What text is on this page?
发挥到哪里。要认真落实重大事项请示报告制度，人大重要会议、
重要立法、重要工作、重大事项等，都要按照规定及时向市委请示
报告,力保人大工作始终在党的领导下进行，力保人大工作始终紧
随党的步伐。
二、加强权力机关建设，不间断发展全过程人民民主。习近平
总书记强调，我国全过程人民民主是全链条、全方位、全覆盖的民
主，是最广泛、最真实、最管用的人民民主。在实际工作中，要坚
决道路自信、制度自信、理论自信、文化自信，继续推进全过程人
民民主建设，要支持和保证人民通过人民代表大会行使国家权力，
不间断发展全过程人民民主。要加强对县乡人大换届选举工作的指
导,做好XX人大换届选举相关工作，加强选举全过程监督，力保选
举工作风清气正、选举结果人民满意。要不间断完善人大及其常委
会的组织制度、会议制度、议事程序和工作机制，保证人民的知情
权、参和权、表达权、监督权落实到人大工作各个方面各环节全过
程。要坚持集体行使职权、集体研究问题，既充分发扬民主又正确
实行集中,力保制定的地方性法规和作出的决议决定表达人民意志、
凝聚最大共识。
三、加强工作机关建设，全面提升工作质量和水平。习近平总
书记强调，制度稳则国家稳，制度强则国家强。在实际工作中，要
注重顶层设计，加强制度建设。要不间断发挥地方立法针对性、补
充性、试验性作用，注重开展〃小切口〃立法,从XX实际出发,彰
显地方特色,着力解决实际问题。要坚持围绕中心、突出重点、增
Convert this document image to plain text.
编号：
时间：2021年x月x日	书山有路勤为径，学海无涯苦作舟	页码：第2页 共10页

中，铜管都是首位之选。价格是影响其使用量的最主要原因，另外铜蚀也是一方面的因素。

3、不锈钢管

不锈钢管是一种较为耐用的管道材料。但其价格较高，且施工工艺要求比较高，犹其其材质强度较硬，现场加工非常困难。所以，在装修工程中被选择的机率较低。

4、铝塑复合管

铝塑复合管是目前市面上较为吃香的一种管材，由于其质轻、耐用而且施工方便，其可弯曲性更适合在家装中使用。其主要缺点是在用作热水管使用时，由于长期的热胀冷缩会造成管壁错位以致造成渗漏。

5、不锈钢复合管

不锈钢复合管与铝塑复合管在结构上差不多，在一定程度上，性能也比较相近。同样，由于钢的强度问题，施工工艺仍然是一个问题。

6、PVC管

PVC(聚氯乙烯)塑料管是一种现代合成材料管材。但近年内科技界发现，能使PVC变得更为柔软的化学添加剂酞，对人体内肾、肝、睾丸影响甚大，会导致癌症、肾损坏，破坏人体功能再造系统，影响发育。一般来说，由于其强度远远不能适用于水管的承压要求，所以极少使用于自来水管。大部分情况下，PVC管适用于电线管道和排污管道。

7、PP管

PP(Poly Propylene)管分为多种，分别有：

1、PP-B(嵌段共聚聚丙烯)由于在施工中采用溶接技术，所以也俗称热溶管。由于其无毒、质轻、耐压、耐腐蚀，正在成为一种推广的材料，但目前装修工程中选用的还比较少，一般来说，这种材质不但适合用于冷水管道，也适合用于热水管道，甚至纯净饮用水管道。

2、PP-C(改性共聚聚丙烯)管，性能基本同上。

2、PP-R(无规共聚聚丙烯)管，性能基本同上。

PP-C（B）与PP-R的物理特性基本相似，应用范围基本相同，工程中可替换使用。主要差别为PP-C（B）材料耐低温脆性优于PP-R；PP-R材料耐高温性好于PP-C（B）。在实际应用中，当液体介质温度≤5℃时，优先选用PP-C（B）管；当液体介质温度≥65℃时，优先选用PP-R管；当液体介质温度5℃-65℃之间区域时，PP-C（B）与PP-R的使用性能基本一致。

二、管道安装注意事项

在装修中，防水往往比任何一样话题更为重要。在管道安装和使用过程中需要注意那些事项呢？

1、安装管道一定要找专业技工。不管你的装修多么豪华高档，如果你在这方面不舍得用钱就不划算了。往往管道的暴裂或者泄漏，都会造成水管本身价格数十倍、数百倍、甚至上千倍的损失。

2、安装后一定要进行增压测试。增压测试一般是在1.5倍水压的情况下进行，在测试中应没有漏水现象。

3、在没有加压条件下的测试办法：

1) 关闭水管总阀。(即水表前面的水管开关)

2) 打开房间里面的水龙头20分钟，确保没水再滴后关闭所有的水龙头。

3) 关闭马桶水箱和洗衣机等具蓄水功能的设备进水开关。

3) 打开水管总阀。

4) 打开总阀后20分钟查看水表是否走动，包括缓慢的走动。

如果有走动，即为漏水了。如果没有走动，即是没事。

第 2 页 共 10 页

▶ [What needs to be done]:
Write the material out exactly, with nothing left out.

▶ [Expected answer]:
What text is on this page?
发挥到哪里。要认真落实重大事项请示报告制度，人大重要会议、
重要立法、重要工作、重大事项等，都要按照规定及时向市委请示
报告,力保人大工作始终在党的领导下进行，力保人大工作始终紧
随党的步伐。
二、加强权力机关建设，不间断发展全过程人民民主。习近平
总书记强调，我国全过程人民民主是全链条、全方位、全覆盖的民
主，是最广泛、最真实、最管用的人民民主。在实际工作中，要坚
决道路自信、制度自信、理论自信、文化自信，继续推进全过程人
民民主建设，要支持和保证人民通过人民代表大会行使国家权力，
不间断发展全过程人民民主。要加强对县乡人大换届选举工作的指
导,做好XX人大换届选举相关工作，加强选举全过程监督，力保选
举工作风清气正、选举结果人民满意。要不间断完善人大及其常委
会的组织制度、会议制度、议事程序和工作机制，保证人民的知情
权、参和权、表达权、监督权落实到人大工作各个方面各环节全过
程。要坚持集体行使职权、集体研究问题，既充分发扬民主又正确
实行集中,力保制定的地方性法规和作出的决议决定表达人民意志、
凝聚最大共识。
三、加强工作机关建设，全面提升工作质量和水平。习近平总
书记强调，制度稳则国家稳，制度强则国家强。在实际工作中，要
注重顶层设计，加强制度建设。要不间断发挥地方立法针对性、补
充性、试验性作用，注重开展〃小切口〃立法,从XX实际出发,彰
显地方特色,着力解决实际问题。要坚持围绕中心、突出重点、增
Convert this document image to plain text.
编号：
时间：2021年x月x日	书山有路勤为径，学海无涯苦作舟	页码：第2页 共10页

中，铜管都是首位之选。价格是影响其使用量的最主要原因，另外铜蚀也是一方面的因素。

3、不锈钢管

不锈钢管是一种较为耐用的管道材料。但其价格较高，且施工工艺要求比较高，犹其其材质强度较硬，现场加工非常困难。所以，在装修工程中被选择的机率较低。

4、铝塑复合管

铝塑复合管是目前市面上较为吃香的一种管材，由于其质轻、耐用而且施工方便，其可弯曲性更适合在家装中使用。其主要缺点是在用作热水管使用时，由于长期的热胀冷缩会造成管壁错位以致造成渗漏。

5、不锈钢复合管

不锈钢复合管与铝塑复合管在结构上差不多，在一定程度上，性能也比较相近。同样，由于钢的强度问题，施工工艺仍然是一个问题。

6、PVC管

PVC(聚氯乙烯)塑料管是一种现代合成材料管材。但近年内科技界发现，能使PVC变得更为柔软的化学添加剂酞，对人体内肾、肝、睾丸影响甚大，会导致癌症、肾损坏，破坏人体功能再造系统，影响发育。一般来说，由于其强度远远不能适用于水管的承压要求，所以极少使用于自来水管。大部分情况下，PVC管适用于电线管道和排污管道。

7、PP管

PP(Poly Propylene)管分为多种，分别有：

1、PP-B(嵌段共聚聚丙烯)由于在施工中采用溶接技术，所以也俗称热溶管。由于其无毒、质轻、耐压、耐腐蚀，正在成为一种推广的材料，但目前装修工程中选用的还比较少，一般来说，这种材质不但适合用于冷水管道，也适合用于热水管道，甚至纯净饮用水管道。

2、PP-C(改性共聚聚丙烯)管，性能基本同上。

2、PP-R(无规共聚聚丙烯)管，性能基本同上。

PP-C（B）与PP-R的物理特性基本相似，应用范围基本相同，工程中可替换使用。主要差别为PP-C（B）材料耐低温脆性优于PP-R；PP-R材料耐高温性好于PP-C（B）。在实际应用中，当液体介质温度≤5℃时，优先选用PP-C（B）管；当液体介质温度≥65℃时，优先选用PP-R管；当液体介质温度5℃-65℃之间区域时，PP-C（B）与PP-R的使用性能基本一致。

二、管道安装注意事项

在装修中，防水往往比任何一样话题更为重要。在管道安装和使用过程中需要注意那些事项呢？

1、安装管道一定要找专业技工。不管你的装修多么豪华高档，如果你在这方面不舍得用钱就不划算了。往往管道的暴裂或者泄漏，都会造成水管本身价格数十倍、数百倍、甚至上千倍的损失。

2、安装后一定要进行增压测试。增压测试一般是在1.5倍水压的情况下进行，在测试中应没有漏水现象。

3、在没有加压条件下的测试办法：

1) 关闭水管总阀。(即水表前面的水管开关)

2) 打开房间里面的水龙头20分钟，确保没水再滴后关闭所有的水龙头。

3) 关闭马桶水箱和洗衣机等具蓄水功能的设备进水开关。

3) 打开水管总阀。

4) 打开总阀后20分钟查看水表是否走动，包括缓慢的走动。

如果有走动，即为漏水了。如果没有走动，即是没事。

第 2 页 共 10 页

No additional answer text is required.